(Written task)
Gather all lines in the entries that include the word "время".
── Material provided
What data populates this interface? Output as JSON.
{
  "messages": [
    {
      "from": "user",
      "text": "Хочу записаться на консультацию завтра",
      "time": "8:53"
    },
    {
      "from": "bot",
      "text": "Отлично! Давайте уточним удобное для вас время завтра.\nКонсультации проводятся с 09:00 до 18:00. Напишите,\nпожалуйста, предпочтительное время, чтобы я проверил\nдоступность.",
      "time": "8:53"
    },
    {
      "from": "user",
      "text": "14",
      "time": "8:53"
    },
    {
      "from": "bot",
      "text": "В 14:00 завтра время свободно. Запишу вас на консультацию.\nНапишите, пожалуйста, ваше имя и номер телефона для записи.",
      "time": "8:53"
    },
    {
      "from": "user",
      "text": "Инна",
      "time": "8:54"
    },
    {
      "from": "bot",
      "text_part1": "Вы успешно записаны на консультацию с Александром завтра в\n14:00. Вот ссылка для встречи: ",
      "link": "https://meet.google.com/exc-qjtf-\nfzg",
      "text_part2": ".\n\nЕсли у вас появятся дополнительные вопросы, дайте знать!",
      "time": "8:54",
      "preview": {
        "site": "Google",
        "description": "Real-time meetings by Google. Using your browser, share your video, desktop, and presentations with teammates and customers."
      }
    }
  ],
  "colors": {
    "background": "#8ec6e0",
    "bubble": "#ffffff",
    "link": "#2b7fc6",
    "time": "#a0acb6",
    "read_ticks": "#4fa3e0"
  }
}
────
(Solved exercise)
      "text": "Отлично! Давайте уточним удобное для вас время завтра.\nКонсультации проводятся с 09:00 до 18:00. Напишите,\nпожалуйста, предпочтительное время, чтобы я проверил\nдоступность.",
      "text": "В 14:00 завтра время свободно. Запишу вас на консультацию.\nНапишите, пожалуйста, ваше имя и номер телефона для записи.",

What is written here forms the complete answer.